— WHAT IS BEING ASKED —
Print all of the data exactly.

>> START EXTRACTED INFORMATION

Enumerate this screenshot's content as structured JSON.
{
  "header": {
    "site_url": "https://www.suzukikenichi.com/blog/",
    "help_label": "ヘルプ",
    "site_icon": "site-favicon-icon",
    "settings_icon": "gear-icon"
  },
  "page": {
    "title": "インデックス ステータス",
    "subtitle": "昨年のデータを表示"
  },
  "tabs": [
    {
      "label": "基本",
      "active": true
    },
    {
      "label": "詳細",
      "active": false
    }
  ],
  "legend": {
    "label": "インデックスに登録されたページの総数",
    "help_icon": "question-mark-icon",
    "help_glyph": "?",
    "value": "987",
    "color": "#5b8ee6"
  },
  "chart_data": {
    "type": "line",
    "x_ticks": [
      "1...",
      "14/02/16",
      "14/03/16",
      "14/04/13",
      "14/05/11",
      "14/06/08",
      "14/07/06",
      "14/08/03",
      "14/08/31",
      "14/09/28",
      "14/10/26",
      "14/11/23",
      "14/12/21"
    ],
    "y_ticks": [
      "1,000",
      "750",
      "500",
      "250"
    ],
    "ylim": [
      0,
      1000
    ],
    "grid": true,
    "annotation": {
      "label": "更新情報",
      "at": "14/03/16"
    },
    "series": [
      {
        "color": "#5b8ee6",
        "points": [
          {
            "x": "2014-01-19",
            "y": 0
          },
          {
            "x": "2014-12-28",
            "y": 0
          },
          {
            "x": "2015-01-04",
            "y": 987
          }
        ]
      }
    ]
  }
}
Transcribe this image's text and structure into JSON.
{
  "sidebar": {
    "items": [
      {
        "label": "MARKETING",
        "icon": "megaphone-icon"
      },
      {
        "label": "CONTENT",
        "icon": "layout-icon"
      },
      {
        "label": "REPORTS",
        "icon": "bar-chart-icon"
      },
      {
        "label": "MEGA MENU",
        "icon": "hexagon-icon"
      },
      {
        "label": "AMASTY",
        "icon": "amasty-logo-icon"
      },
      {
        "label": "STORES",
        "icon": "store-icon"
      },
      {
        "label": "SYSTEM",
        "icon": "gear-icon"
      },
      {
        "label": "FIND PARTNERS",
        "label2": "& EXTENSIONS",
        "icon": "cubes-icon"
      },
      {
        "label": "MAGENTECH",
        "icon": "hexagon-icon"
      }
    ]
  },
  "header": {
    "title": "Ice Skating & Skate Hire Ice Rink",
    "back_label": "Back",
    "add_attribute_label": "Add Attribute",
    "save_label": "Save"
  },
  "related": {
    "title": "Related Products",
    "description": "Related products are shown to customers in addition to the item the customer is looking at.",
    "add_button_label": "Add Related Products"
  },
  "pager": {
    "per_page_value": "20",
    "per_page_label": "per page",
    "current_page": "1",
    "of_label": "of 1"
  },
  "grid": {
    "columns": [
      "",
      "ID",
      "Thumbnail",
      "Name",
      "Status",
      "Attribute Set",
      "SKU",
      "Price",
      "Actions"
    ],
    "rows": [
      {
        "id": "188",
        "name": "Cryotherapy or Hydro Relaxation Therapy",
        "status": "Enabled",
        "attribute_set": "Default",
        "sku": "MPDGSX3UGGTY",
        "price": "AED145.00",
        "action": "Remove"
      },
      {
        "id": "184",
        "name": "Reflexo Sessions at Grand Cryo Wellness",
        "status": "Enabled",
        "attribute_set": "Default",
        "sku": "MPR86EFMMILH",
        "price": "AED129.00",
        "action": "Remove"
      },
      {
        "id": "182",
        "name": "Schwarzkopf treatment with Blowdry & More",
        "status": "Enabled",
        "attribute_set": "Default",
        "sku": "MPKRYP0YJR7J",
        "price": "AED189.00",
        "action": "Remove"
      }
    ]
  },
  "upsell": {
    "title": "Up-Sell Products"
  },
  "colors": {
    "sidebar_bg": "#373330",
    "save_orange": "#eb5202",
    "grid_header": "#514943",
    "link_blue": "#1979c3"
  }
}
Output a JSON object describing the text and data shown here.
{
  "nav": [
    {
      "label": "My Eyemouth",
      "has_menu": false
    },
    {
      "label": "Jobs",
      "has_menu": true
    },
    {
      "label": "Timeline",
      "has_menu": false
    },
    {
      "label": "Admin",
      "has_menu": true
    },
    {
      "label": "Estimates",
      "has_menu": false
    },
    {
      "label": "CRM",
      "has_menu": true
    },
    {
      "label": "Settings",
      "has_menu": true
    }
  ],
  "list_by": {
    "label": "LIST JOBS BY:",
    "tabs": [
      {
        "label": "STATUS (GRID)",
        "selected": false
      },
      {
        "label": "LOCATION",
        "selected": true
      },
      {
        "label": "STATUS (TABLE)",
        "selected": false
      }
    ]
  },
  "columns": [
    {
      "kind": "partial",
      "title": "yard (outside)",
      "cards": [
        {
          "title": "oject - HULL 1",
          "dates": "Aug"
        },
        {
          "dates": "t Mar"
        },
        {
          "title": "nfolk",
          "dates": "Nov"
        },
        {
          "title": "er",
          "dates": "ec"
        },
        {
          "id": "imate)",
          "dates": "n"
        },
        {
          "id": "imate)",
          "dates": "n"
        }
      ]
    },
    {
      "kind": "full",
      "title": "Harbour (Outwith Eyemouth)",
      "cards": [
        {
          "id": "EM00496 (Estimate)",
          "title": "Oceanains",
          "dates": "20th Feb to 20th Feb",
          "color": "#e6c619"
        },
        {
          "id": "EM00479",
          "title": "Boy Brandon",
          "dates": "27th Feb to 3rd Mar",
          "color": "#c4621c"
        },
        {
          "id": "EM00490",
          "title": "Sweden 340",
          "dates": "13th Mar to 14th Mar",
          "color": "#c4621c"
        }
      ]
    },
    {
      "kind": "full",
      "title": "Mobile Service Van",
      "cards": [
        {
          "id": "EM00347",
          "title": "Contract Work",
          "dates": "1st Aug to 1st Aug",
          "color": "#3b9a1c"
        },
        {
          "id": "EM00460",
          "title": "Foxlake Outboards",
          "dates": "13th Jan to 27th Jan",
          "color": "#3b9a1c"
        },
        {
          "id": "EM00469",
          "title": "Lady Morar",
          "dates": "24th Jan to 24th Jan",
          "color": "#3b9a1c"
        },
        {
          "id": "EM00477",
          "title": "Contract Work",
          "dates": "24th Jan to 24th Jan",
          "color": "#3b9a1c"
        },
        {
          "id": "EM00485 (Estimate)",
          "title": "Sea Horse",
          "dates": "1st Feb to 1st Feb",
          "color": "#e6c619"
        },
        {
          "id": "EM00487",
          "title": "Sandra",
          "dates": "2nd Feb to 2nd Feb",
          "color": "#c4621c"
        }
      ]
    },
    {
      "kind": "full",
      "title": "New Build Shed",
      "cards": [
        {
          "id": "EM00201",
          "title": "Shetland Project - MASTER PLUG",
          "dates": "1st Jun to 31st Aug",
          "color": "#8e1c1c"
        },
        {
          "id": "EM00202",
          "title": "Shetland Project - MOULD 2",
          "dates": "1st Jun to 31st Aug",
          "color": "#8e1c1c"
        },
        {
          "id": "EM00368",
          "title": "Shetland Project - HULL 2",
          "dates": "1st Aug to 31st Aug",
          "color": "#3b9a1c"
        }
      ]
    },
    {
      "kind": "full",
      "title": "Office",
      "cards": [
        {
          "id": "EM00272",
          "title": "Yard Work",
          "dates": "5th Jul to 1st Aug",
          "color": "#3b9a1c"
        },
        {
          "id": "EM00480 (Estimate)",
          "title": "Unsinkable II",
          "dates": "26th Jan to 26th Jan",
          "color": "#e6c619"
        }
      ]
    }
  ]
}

>> END EXTRACTED INFORMATION

— THE SOLUTION —
Enumerate this screenshot's content as structured JSON.
{
  "header": {
    "site_url": "https://www.suzukikenichi.com/blog/",
    "help_label": "ヘルプ",
    "site_icon": "site-favicon-icon",
    "settings_icon": "gear-icon"
  },
  "page": {
    "title": "インデックス ステータス",
    "subtitle": "昨年のデータを表示"
  },
  "tabs": [
    {
      "label": "基本",
      "active": true
    },
    {
      "label": "詳細",
      "active": false
    }
  ],
  "legend": {
    "label": "インデックスに登録されたページの総数",
    "help_icon": "question-mark-icon",
    "help_glyph": "?",
    "value": "987",
    "color": "#5b8ee6"
  },
  "chart_data": {
    "type": "line",
    "x_ticks": [
      "1...",
      "14/02/16",
      "14/03/16",
      "14/04/13",
      "14/05/11",
      "14/06/08",
      "14/07/06",
      "14/08/03",
      "14/08/31",
      "14/09/28",
      "14/10/26",
      "14/11/23",
      "14/12/21"
    ],
    "y_ticks": [
      "1,000",
      "750",
      "500",
      "250"
    ],
    "ylim": [
      0,
      1000
    ],
    "grid": true,
    "annotation": {
      "label": "更新情報",
      "at": "14/03/16"
    },
    "series": [
      {
        "color": "#5b8ee6",
        "points": [
          {
            "x": "2014-01-19",
            "y": 0
          },
          {
            "x": "2014-12-28",
            "y": 0
          },
          {
            "x": "2015-01-04",
            "y": 987
          }
        ]
      }
    ]
  }
}
Transcribe this image's text and structure into JSON.
{
  "sidebar": {
    "items": [
      {
        "label": "MARKETING",
        "icon": "megaphone-icon"
      },
      {
        "label": "CONTENT",
        "icon": "layout-icon"
      },
      {
        "label": "REPORTS",
        "icon": "bar-chart-icon"
      },
      {
        "label": "MEGA MENU",
        "icon": "hexagon-icon"
      },
      {
        "label": "AMASTY",
        "icon": "amasty-logo-icon"
      },
      {
        "label": "STORES",
        "icon": "store-icon"
      },
      {
        "label": "SYSTEM",
        "icon": "gear-icon"
      },
      {
        "label": "FIND PARTNERS",
        "label2": "& EXTENSIONS",
        "icon": "cubes-icon"
      },
      {
        "label": "MAGENTECH",
        "icon": "hexagon-icon"
      }
    ]
  },
  "header": {
    "title": "Ice Skating & Skate Hire Ice Rink",
    "back_label": "Back",
    "add_attribute_label": "Add Attribute",
    "save_label": "Save"
  },
  "related": {
    "title": "Related Products",
    "description": "Related products are shown to customers in addition to the item the customer is looking at.",
    "add_button_label": "Add Related Products"
  },
  "pager": {
    "per_page_value": "20",
    "per_page_label": "per page",
    "current_page": "1",
    "of_label": "of 1"
  },
  "grid": {
    "columns": [
      "",
      "ID",
      "Thumbnail",
      "Name",
      "Status",
      "Attribute Set",
      "SKU",
      "Price",
      "Actions"
    ],
    "rows": [
      {
        "id": "188",
        "name": "Cryotherapy or Hydro Relaxation Therapy",
        "status": "Enabled",
        "attribute_set": "Default",
        "sku": "MPDGSX3UGGTY",
        "price": "AED145.00",
        "action": "Remove"
      },
      {
        "id": "184",
        "name": "Reflexo Sessions at Grand Cryo Wellness",
        "status": "Enabled",
        "attribute_set": "Default",
        "sku": "MPR86EFMMILH",
        "price": "AED129.00",
        "action": "Remove"
      },
      {
        "id": "182",
        "name": "Schwarzkopf treatment with Blowdry & More",
        "status": "Enabled",
        "attribute_set": "Default",
        "sku": "MPKRYP0YJR7J",
        "price": "AED189.00",
        "action": "Remove"
      }
    ]
  },
  "upsell": {
    "title": "Up-Sell Products"
  },
  "colors": {
    "sidebar_bg": "#373330",
    "save_orange": "#eb5202",
    "grid_header": "#514943",
    "link_blue": "#1979c3"
  }
}
Output a JSON object describing the text and data shown here.
{
  "nav": [
    {
      "label": "My Eyemouth",
      "has_menu": false
    },
    {
      "label": "Jobs",
      "has_menu": true
    },
    {
      "label": "Timeline",
      "has_menu": false
    },
    {
      "label": "Admin",
      "has_menu": true
    },
    {
      "label": "Estimates",
      "has_menu": false
    },
    {
      "label": "CRM",
      "has_menu": true
    },
    {
      "label": "Settings",
      "has_menu": true
    }
  ],
  "list_by": {
    "label": "LIST JOBS BY:",
    "tabs": [
      {
        "label": "STATUS (GRID)",
        "selected": false
      },
      {
        "label": "LOCATION",
        "selected": true
      },
      {
        "label": "STATUS (TABLE)",
        "selected": false
      }
    ]
  },
  "columns": [
    {
      "kind": "partial",
      "title": "yard (outside)",
      "cards": [
        {
          "title": "oject - HULL 1",
          "dates": "Aug"
        },
        {
          "dates": "t Mar"
        },
        {
          "title": "nfolk",
          "dates": "Nov"
        },
        {
          "title": "er",
          "dates": "ec"
        },
        {
          "id": "imate)",
          "dates": "n"
        },
        {
          "id": "imate)",
          "dates": "n"
        }
      ]
    },
    {
      "kind": "full",
      "title": "Harbour (Outwith Eyemouth)",
      "cards": [
        {
          "id": "EM00496 (Estimate)",
          "title": "Oceanains",
          "dates": "20th Feb to 20th Feb",
          "color": "#e6c619"
        },
        {
          "id": "EM00479",
          "title": "Boy Brandon",
          "dates": "27th Feb to 3rd Mar",
          "color": "#c4621c"
        },
        {
          "id": "EM00490",
          "title": "Sweden 340",
          "dates": "13th Mar to 14th Mar",
          "color": "#c4621c"
        }
      ]
    },
    {
      "kind": "full",
      "title": "Mobile Service Van",
      "cards": [
        {
          "id": "EM00347",
          "title": "Contract Work",
          "dates": "1st Aug to 1st Aug",
          "color": "#3b9a1c"
        },
        {
          "id": "EM00460",
          "title": "Foxlake Outboards",
          "dates": "13th Jan to 27th Jan",
          "color": "#3b9a1c"
        },
        {
          "id": "EM00469",
          "title": "Lady Morar",
          "dates": "24th Jan to 24th Jan",
          "color": "#3b9a1c"
        },
        {
          "id": "EM00477",
          "title": "Contract Work",
          "dates": "24th Jan to 24th Jan",
          "color": "#3b9a1c"
        },
        {
          "id": "EM00485 (Estimate)",
          "title": "Sea Horse",
          "dates": "1st Feb to 1st Feb",
          "color": "#e6c619"
        },
        {
          "id": "EM00487",
          "title": "Sandra",
          "dates": "2nd Feb to 2nd Feb",
          "color": "#c4621c"
        }
      ]
    },
    {
      "kind": "full",
      "title": "New Build Shed",
      "cards": [
        {
          "id": "EM00201",
          "title": "Shetland Project - MASTER PLUG",
          "dates": "1st Jun to 31st Aug",
          "color": "#8e1c1c"
        },
        {
          "id": "EM00202",
          "title": "Shetland Project - MOULD 2",
          "dates": "1st Jun to 31st Aug",
          "color": "#8e1c1c"
        },
        {
          "id": "EM00368",
          "title": "Shetland Project - HULL 2",
          "dates": "1st Aug to 31st Aug",
          "color": "#3b9a1c"
        }
      ]
    },
    {
      "kind": "full",
      "title": "Office",
      "cards": [
        {
          "id": "EM00272",
          "title": "Yard Work",
          "dates": "5th Jul to 1st Aug",
          "color": "#3b9a1c"
        },
        {
          "id": "EM00480 (Estimate)",
          "title": "Unsinkable II",
          "dates": "26th Jan to 26th Jan",
          "color": "#e6c619"
        }
      ]
    }
  ]
}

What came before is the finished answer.